» **Stated task**
Pull out every line with the word "from".

» **Task inputs**
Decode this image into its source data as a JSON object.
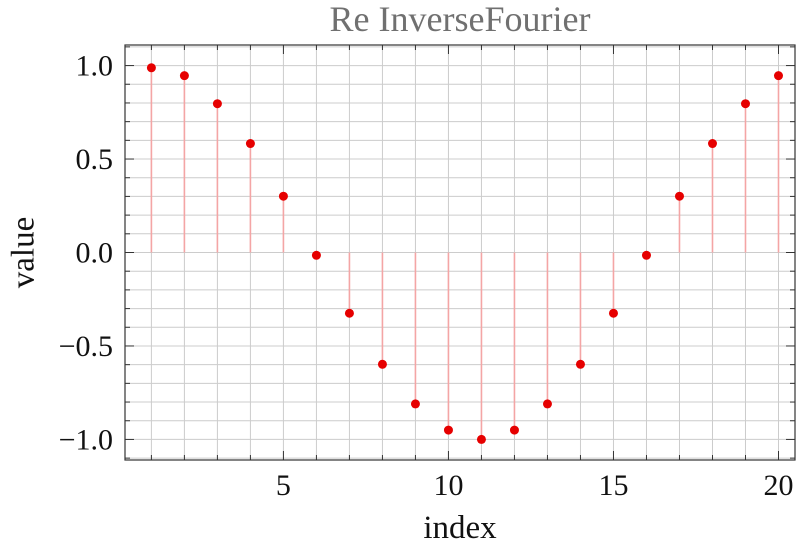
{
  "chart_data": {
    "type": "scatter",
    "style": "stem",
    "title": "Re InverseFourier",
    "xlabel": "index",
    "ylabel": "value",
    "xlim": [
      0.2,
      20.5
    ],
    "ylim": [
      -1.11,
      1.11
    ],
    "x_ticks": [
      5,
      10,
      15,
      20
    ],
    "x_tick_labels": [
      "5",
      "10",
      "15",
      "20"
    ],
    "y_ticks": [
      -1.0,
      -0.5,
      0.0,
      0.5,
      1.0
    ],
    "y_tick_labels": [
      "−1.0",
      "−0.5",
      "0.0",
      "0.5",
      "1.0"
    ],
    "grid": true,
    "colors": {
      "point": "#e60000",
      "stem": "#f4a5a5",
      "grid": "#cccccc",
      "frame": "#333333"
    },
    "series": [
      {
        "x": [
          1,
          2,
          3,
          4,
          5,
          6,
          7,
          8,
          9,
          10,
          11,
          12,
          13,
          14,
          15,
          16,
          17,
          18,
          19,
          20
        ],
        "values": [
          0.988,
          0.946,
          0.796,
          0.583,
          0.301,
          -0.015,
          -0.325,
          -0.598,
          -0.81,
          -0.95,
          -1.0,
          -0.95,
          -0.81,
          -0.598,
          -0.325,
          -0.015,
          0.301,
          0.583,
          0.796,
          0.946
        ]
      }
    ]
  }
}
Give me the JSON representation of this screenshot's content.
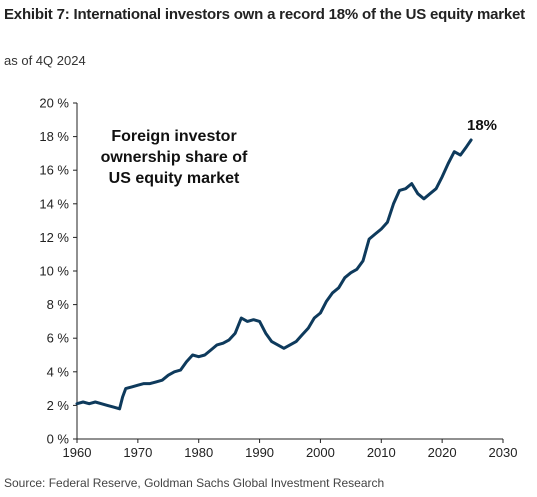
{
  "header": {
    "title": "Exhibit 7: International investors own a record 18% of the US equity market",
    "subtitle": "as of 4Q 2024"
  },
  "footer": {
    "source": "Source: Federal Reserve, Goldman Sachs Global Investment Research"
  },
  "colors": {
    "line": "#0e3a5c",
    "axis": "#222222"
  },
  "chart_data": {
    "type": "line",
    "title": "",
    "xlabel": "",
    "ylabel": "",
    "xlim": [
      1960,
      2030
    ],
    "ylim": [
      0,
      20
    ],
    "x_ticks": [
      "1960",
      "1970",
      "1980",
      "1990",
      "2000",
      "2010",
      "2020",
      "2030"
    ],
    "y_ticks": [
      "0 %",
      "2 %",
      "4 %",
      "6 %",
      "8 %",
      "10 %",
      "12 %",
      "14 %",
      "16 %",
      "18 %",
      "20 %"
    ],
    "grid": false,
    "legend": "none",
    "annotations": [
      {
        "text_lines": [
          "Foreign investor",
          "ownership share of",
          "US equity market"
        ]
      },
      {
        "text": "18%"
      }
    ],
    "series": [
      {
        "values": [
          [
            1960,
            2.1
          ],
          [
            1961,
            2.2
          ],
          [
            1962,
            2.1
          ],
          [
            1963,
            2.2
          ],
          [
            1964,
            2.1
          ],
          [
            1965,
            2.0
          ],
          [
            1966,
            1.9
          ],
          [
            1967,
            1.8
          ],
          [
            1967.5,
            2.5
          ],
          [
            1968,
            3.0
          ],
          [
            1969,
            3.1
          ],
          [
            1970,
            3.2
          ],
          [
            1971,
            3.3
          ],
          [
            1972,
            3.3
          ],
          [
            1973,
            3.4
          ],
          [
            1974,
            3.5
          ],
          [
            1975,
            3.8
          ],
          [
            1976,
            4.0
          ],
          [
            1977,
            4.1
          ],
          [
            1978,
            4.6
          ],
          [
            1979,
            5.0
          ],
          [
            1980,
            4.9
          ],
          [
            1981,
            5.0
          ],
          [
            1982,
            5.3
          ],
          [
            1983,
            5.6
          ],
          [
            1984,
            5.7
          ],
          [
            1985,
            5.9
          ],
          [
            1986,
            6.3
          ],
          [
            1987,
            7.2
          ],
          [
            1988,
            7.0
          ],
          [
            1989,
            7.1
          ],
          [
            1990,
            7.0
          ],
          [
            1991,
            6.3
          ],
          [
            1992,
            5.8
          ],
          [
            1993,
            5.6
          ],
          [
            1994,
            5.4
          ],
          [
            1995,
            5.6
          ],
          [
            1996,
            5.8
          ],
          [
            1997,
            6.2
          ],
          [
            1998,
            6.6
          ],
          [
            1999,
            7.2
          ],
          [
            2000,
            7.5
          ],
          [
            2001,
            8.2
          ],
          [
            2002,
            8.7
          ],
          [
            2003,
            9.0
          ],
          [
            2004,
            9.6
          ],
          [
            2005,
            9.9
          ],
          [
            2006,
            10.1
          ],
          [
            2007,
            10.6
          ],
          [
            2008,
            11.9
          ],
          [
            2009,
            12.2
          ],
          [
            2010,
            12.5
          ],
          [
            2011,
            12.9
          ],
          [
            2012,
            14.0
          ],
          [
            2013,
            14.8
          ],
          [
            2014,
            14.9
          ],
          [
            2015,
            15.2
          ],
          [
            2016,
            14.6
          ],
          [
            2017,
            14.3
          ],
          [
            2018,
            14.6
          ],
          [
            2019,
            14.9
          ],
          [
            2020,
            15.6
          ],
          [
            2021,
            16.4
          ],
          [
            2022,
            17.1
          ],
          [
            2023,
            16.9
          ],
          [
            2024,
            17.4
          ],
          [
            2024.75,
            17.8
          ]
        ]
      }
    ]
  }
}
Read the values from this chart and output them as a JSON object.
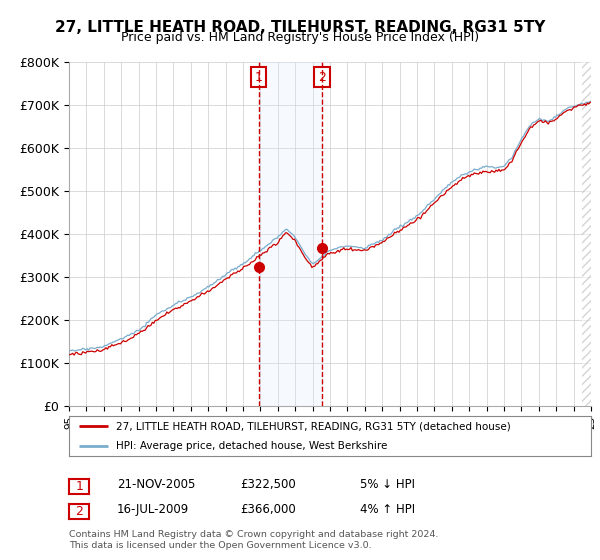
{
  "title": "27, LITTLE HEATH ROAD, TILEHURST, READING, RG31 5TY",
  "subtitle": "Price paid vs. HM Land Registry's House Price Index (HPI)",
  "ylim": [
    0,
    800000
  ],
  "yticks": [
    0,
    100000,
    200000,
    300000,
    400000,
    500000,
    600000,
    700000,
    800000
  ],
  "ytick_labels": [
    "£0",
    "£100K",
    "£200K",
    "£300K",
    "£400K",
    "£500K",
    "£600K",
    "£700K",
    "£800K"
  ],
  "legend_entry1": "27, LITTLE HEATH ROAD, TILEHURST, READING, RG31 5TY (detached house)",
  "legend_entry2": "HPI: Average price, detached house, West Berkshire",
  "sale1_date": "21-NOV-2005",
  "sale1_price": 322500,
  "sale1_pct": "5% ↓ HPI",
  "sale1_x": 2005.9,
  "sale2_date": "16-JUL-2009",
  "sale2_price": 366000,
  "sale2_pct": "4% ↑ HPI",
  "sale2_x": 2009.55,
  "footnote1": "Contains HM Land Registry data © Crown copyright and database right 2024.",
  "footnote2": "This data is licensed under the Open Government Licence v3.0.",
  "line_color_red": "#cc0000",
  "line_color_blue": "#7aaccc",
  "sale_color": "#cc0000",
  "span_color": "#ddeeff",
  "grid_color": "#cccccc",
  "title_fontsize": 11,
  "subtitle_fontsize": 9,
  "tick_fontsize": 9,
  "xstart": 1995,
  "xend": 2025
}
* * *
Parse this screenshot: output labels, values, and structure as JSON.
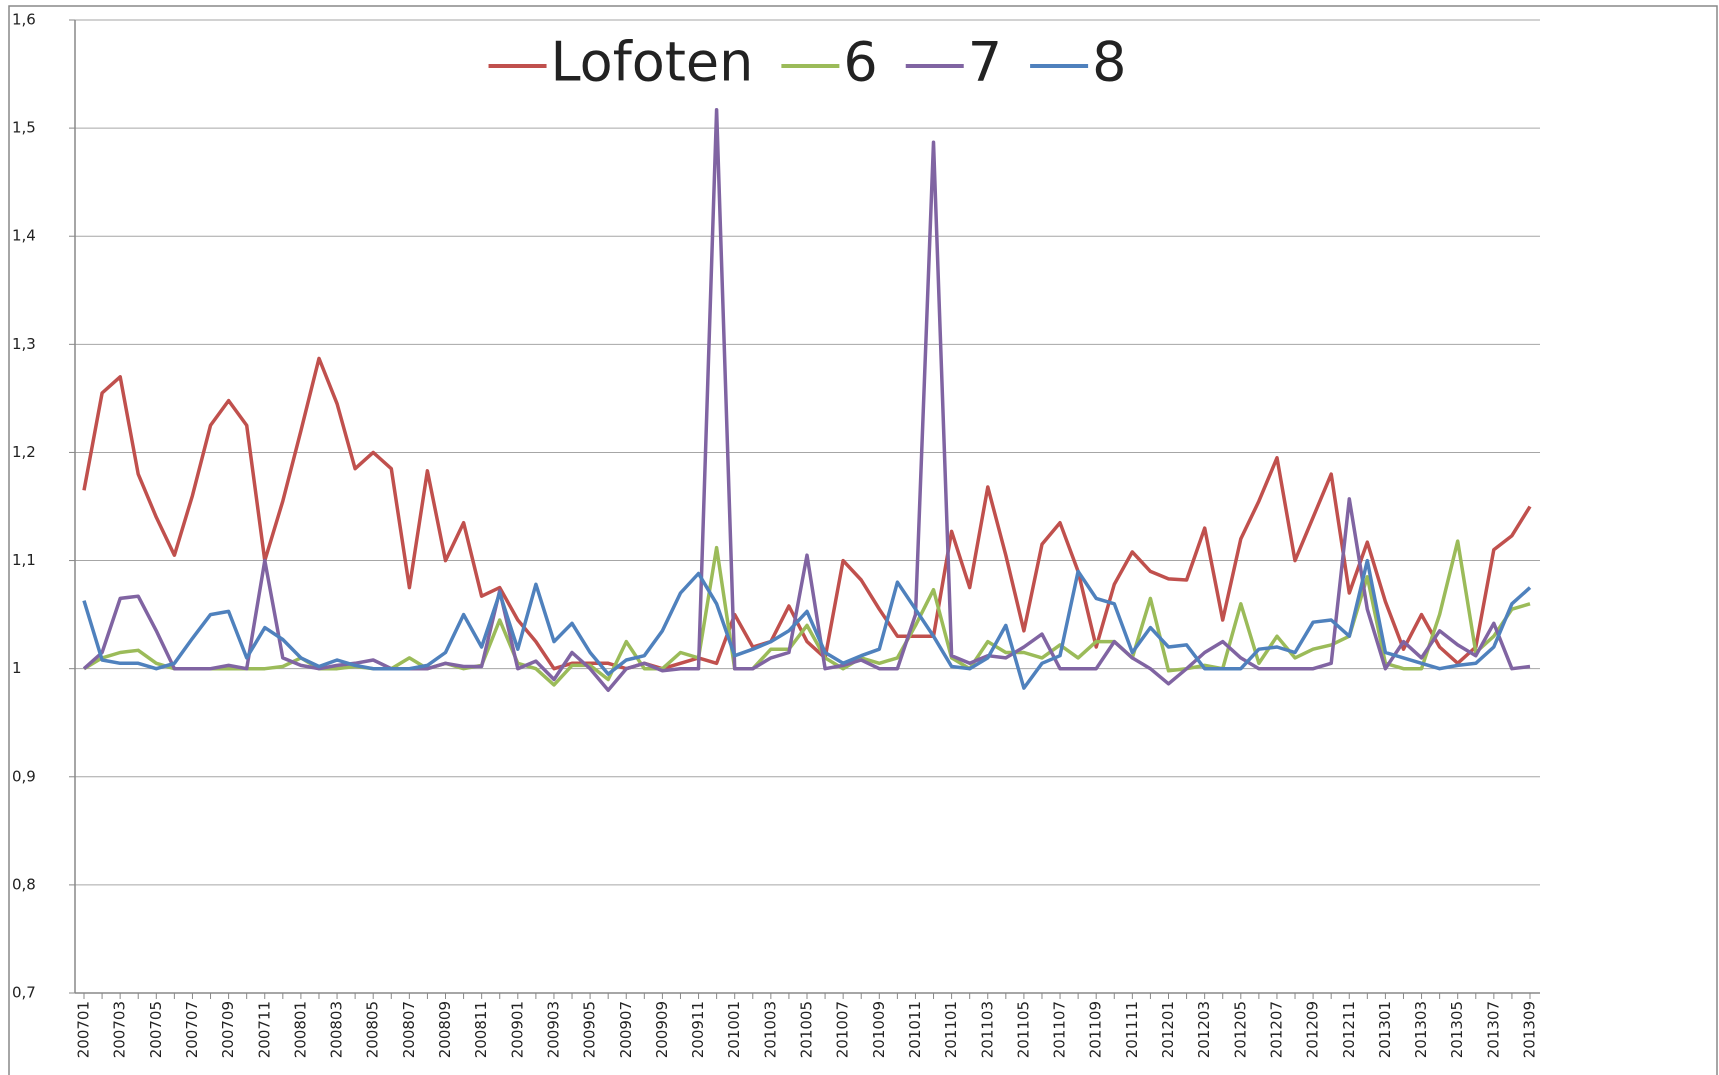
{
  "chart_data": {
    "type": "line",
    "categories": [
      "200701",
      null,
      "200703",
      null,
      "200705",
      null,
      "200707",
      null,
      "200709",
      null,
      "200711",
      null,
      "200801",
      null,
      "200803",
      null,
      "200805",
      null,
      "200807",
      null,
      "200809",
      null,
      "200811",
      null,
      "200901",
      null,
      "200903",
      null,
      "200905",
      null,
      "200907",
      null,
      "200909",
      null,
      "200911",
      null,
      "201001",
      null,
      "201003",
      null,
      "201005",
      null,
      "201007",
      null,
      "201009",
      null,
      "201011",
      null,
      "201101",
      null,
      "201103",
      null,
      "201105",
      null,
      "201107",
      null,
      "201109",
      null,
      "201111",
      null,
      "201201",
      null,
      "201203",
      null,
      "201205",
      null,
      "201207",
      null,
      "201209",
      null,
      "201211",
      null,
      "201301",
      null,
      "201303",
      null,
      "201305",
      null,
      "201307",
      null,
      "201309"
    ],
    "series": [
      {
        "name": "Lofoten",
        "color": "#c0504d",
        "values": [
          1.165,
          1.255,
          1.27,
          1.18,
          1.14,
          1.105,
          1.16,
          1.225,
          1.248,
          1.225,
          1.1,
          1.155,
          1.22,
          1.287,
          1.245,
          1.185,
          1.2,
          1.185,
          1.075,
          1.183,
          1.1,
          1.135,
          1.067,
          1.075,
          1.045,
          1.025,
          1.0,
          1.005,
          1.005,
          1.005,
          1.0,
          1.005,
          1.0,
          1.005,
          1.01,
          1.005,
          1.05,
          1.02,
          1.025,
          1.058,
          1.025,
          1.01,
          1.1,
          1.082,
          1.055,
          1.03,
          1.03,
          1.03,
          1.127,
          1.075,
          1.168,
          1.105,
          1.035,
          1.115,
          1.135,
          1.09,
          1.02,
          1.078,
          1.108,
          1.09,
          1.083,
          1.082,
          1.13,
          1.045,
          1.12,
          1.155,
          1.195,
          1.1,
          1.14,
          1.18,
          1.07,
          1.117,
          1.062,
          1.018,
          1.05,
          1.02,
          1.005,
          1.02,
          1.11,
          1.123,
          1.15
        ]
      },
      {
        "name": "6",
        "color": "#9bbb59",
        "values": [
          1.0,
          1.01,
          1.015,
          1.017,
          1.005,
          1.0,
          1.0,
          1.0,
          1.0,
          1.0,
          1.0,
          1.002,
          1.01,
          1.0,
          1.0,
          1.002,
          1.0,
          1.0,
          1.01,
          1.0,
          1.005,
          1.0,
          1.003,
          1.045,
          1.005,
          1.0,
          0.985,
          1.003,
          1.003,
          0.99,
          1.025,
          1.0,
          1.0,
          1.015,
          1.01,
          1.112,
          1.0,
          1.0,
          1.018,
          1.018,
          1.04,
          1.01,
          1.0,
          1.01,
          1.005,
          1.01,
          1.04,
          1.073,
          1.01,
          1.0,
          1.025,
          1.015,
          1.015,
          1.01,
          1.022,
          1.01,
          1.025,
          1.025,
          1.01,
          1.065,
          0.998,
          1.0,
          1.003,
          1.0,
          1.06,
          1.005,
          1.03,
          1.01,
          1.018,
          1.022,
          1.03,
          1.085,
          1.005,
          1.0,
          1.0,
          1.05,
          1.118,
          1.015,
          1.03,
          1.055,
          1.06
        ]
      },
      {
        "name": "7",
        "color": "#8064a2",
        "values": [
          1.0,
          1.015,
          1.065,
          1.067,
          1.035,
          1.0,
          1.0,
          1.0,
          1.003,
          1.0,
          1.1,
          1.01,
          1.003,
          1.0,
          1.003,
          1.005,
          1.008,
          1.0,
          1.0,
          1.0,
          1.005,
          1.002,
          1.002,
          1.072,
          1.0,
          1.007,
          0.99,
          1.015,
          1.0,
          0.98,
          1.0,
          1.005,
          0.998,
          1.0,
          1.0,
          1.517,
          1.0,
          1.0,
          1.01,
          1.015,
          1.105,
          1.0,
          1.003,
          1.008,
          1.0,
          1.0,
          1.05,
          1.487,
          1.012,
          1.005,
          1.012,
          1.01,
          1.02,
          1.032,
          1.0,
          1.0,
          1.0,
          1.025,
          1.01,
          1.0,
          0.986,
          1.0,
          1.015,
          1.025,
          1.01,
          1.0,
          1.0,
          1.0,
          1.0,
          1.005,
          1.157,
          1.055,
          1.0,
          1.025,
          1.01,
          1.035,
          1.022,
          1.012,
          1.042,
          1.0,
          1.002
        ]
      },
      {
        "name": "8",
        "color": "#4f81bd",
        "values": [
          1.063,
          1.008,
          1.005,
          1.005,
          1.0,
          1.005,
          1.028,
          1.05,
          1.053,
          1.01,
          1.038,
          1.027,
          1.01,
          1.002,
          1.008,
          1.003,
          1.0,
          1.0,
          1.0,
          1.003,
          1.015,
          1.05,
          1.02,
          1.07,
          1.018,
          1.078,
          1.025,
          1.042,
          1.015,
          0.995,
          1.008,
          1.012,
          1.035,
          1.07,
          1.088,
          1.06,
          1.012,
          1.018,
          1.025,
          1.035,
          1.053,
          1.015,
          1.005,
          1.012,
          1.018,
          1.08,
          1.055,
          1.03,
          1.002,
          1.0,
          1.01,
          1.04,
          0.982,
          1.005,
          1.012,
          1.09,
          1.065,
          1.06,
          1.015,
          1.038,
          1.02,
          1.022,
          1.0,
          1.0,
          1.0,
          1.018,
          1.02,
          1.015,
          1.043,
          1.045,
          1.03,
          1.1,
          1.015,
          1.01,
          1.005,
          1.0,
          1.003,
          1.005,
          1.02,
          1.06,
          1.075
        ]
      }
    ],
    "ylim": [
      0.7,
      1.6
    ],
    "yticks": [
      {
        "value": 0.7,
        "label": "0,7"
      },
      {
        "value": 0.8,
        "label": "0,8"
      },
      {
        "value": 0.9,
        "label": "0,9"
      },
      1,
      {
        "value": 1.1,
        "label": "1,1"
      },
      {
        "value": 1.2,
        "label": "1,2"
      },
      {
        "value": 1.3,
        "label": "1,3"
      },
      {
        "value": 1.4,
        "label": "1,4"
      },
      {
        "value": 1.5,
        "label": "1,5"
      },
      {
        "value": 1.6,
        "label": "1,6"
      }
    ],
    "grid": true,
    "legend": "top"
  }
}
==
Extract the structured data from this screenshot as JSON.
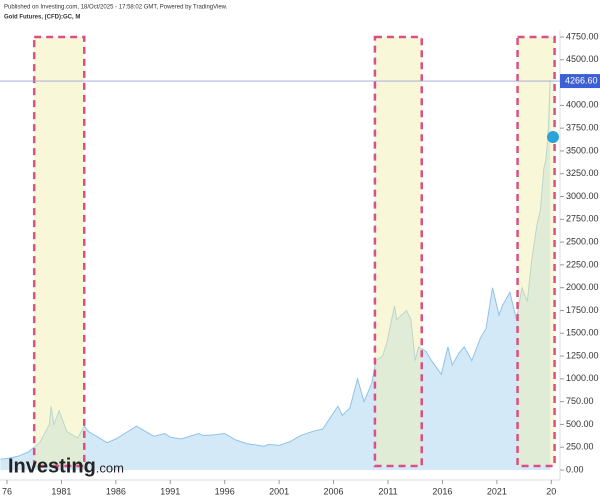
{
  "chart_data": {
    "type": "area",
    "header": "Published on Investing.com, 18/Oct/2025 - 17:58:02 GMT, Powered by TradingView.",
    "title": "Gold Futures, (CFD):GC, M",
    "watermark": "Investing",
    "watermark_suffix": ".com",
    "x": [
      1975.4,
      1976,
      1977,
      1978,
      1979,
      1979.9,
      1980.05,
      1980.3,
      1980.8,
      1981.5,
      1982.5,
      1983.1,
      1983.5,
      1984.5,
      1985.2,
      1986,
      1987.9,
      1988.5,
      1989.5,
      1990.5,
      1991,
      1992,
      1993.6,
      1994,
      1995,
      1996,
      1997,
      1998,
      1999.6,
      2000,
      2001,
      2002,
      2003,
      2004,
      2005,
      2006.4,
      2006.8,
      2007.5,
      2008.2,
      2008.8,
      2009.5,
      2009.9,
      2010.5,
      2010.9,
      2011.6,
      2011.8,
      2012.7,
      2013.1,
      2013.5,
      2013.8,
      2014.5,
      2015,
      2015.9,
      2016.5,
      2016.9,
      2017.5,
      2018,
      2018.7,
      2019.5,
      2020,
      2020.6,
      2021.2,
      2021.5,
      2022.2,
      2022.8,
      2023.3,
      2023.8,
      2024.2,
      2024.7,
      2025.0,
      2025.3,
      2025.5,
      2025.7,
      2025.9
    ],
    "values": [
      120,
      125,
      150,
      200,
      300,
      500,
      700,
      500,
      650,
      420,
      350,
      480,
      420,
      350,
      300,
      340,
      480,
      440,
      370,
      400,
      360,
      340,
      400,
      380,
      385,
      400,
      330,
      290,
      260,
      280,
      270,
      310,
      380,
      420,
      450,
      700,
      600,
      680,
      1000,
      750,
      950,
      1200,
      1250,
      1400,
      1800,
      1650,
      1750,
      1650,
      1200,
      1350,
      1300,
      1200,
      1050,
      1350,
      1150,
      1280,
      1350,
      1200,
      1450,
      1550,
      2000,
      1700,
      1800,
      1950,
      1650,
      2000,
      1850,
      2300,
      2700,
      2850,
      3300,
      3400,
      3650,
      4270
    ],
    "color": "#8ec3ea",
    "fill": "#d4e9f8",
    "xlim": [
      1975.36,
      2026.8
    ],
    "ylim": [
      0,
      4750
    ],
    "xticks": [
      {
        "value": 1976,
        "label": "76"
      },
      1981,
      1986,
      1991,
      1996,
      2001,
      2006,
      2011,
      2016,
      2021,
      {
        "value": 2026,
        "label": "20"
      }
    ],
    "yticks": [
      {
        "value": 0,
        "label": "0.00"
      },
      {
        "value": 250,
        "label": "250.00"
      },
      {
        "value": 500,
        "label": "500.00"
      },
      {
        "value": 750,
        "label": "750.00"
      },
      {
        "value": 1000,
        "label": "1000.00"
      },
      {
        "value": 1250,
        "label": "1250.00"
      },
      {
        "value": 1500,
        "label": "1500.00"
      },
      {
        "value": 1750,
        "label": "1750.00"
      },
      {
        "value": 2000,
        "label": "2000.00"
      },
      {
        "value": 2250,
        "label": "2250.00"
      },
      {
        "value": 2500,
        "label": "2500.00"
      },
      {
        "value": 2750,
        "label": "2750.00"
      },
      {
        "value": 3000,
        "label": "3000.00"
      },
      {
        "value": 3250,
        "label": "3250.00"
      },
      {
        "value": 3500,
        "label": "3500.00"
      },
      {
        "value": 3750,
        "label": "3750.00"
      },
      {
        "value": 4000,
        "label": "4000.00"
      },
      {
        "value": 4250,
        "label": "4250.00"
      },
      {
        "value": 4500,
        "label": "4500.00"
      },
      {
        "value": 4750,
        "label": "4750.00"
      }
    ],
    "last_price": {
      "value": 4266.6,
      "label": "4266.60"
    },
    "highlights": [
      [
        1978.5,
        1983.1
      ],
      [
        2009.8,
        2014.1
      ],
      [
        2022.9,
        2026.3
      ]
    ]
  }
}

» **Written answer**
Read the values from this chart and output them as a JSON object.
Extract the structured data from this screenshot as JSON.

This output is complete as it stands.